● Data lines:
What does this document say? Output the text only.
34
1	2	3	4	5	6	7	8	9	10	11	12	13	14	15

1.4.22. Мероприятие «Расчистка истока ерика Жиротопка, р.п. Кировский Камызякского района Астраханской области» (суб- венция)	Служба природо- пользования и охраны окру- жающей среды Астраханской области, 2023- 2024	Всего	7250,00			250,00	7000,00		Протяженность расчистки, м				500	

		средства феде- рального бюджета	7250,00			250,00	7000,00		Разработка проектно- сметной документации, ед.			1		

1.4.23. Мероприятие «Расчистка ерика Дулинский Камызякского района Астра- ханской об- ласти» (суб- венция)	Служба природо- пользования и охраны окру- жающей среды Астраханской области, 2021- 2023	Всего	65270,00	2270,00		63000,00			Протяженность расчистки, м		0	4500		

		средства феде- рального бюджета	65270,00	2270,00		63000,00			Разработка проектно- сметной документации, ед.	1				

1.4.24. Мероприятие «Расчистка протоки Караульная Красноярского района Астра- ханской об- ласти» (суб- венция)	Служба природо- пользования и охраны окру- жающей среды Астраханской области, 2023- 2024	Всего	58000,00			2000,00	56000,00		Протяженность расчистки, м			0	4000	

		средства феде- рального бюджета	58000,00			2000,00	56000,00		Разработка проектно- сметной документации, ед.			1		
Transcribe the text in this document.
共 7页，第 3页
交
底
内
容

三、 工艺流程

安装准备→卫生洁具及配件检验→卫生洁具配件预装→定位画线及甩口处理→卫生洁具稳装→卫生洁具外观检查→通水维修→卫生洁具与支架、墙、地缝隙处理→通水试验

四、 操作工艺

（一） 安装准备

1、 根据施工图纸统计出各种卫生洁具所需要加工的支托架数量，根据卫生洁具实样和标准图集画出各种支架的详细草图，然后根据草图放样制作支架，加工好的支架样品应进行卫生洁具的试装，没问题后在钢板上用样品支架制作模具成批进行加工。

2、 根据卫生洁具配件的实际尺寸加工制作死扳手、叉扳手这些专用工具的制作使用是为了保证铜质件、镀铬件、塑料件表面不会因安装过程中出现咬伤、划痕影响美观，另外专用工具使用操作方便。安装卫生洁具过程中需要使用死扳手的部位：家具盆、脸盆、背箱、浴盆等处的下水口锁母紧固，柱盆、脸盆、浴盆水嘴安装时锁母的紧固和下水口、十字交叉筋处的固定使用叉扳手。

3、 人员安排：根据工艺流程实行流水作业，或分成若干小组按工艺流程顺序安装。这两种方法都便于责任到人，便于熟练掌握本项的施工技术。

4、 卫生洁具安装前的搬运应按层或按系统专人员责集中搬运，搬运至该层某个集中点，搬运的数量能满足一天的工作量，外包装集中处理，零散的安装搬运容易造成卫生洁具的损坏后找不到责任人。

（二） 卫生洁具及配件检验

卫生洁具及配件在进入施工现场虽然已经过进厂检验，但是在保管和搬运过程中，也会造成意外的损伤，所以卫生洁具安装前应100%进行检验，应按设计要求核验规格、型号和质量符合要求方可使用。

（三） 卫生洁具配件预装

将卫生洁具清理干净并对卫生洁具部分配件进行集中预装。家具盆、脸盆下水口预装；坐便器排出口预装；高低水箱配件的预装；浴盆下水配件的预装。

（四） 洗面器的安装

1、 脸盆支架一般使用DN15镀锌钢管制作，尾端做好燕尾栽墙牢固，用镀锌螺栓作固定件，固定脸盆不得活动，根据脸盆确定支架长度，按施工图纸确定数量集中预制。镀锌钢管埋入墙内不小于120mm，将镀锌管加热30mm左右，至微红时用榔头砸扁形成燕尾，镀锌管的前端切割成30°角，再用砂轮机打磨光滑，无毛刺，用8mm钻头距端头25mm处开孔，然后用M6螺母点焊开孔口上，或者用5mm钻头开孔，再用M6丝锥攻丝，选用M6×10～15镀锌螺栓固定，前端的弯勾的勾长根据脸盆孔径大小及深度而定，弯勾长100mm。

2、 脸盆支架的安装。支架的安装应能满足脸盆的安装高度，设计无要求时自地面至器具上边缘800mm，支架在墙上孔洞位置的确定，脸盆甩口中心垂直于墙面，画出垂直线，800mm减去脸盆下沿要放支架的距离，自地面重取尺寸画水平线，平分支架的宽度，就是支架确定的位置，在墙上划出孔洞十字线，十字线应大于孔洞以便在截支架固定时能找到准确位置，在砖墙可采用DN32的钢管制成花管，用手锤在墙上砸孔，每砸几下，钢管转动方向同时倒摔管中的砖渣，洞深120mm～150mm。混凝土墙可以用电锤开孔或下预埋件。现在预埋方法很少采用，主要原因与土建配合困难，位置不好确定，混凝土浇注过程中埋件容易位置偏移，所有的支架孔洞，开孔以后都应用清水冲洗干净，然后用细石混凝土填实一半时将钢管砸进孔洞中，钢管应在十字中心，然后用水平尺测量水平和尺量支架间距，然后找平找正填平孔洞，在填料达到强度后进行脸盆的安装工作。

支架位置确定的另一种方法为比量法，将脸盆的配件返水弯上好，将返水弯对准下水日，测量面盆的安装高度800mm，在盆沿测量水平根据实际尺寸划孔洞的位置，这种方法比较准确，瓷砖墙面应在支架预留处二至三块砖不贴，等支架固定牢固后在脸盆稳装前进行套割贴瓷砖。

● Task objective: Check each line of the entries for the string "расчистки". Copy the lines that have it.

● Output of the task:
1.4.22. Мероприятие «Расчистка истока ерика Жиротопка, р.п. Кировский Камызякского района Астраханской области» (суб- венция)	Служба природо- пользования и охраны окру- жающей среды Астраханской области, 2023- 2024	Всего	7250,00			250,00	7000,00		Протяженность расчистки, м				500	
1.4.23. Мероприятие «Расчистка ерика Дулинский Камызякского района Астра- ханской об- ласти» (суб- венция)	Служба природо- пользования и охраны окру- жающей среды Астраханской области, 2021- 2023	Всего	65270,00	2270,00		63000,00			Протяженность расчистки, м		0	4500		
1.4.24. Мероприятие «Расчистка протоки Караульная Красноярского района Астра- ханской об- ласти» (суб- венция)	Служба природо- пользования и охраны окру- жающей среды Астраханской области, 2023- 2024	Всего	58000,00			2000,00	56000,00		Протяженность расчистки, м			0	4000	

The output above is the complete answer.